## [What to do]
Skip the pictures and extract all of the lines exactly as written.
◆ ◆ ◆ ◆ ◆ ◆ ◆
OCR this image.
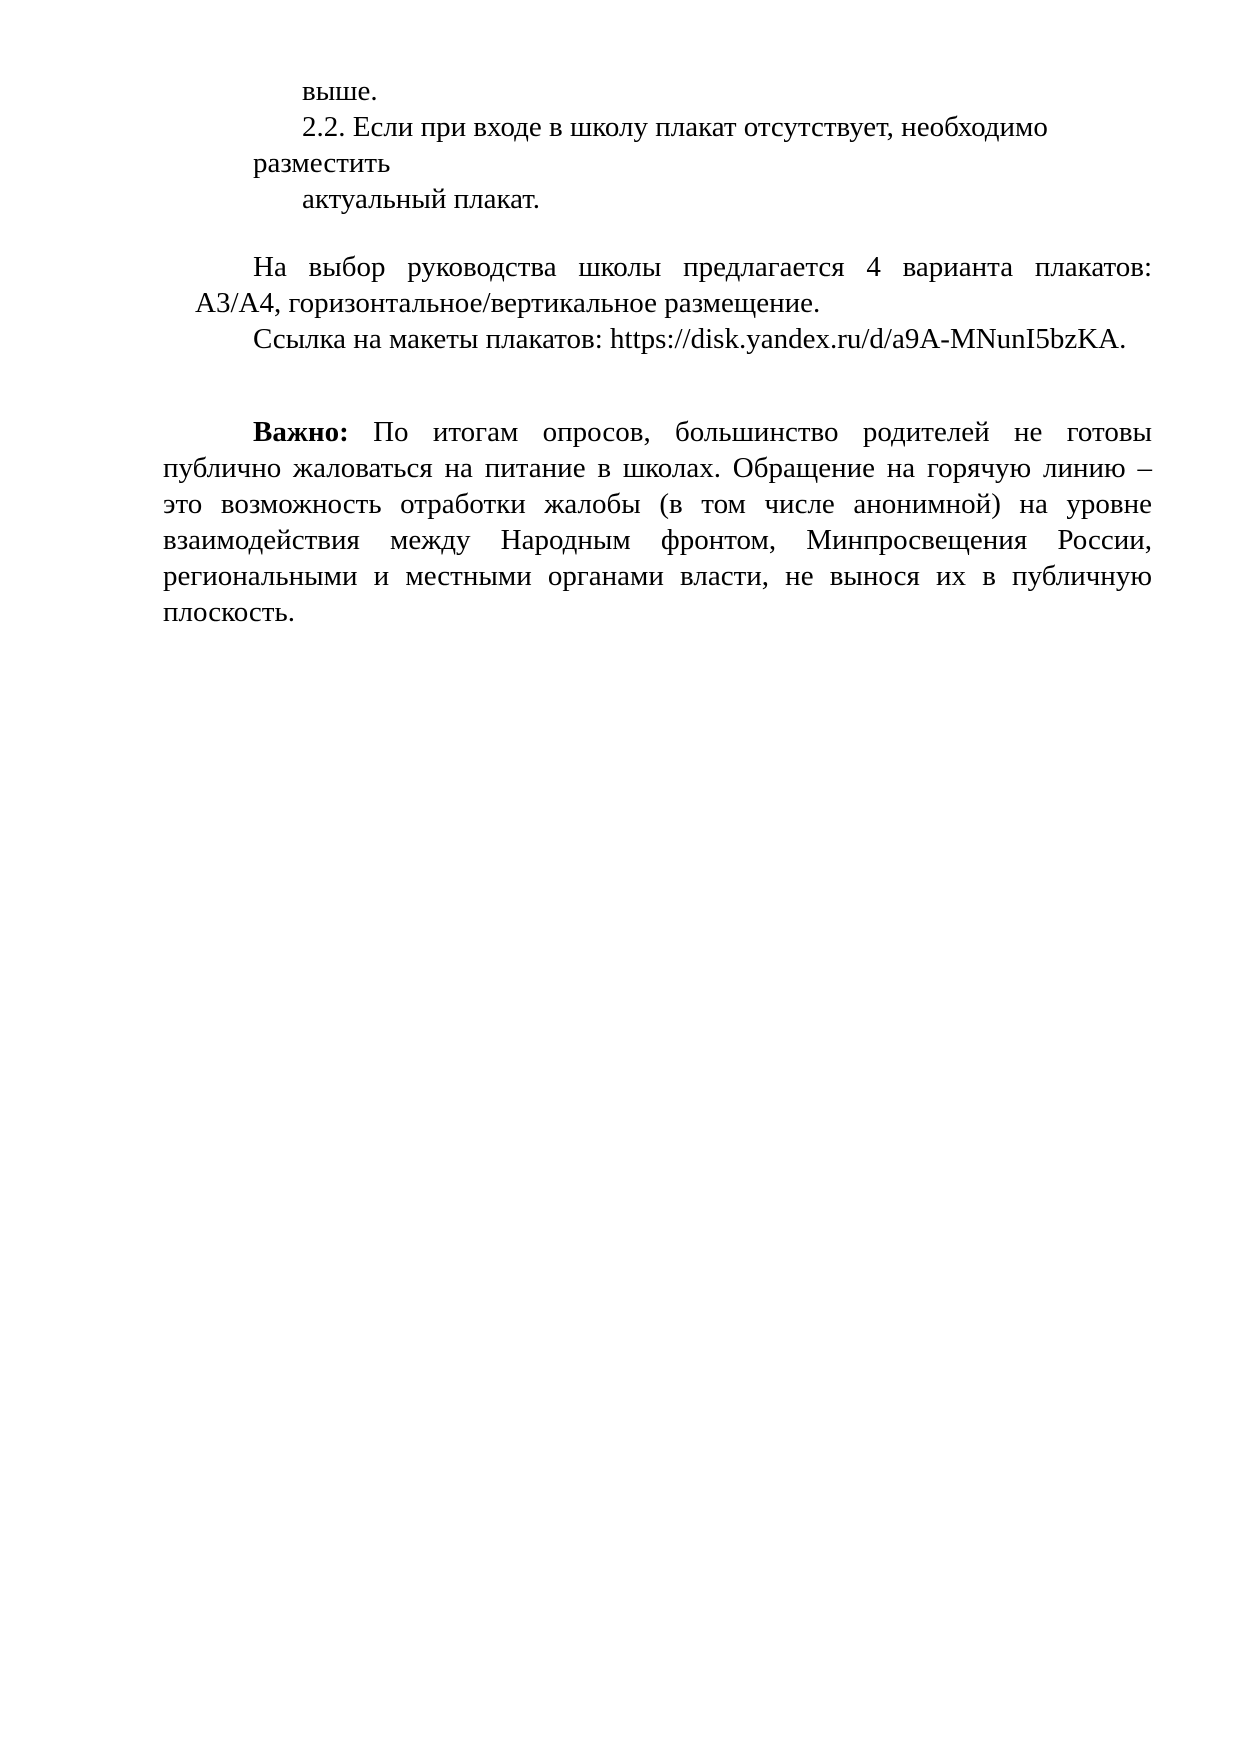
выше.
2.2. Если при входе в школу плакат отсутствует, необходимо
разместить
актуальный плакат.
На выбор руководства школы предлагается 4 варианта плакатов:
А3/А4, горизонтальное/вертикальное размещение.
Ссылка на макеты плакатов: https://disk.yandex.ru/d/a9A-MNunI5bzKA.
Важно: По итогам опросов, большинство родителей не готовы
публично жаловаться на питание в школах. Обращение на горячую линию –
это возможность отработки жалобы (в том числе анонимной) на уровне
взаимодействия между Народным фронтом, Минпросвещения России,
региональными и местными органами власти, не вынося их в публичную
плоскость.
◆ ◆ ◆ ◆ ◆ ◆ ◆
## [Correct answer]
OCR this image.
выше.
2.2. Если при входе в школу плакат отсутствует, необходимо
разместить
актуальный плакат.
На выбор руководства школы предлагается 4 варианта плакатов:
А3/А4, горизонтальное/вертикальное размещение.
Ссылка на макеты плакатов: https://disk.yandex.ru/d/a9A-MNunI5bzKA.
Важно: По итогам опросов, большинство родителей не готовы
публично жаловаться на питание в школах. Обращение на горячую линию –
это возможность отработки жалобы (в том числе анонимной) на уровне
взаимодействия между Народным фронтом, Минпросвещения России,
региональными и местными органами власти, не вынося их в публичную
плоскость.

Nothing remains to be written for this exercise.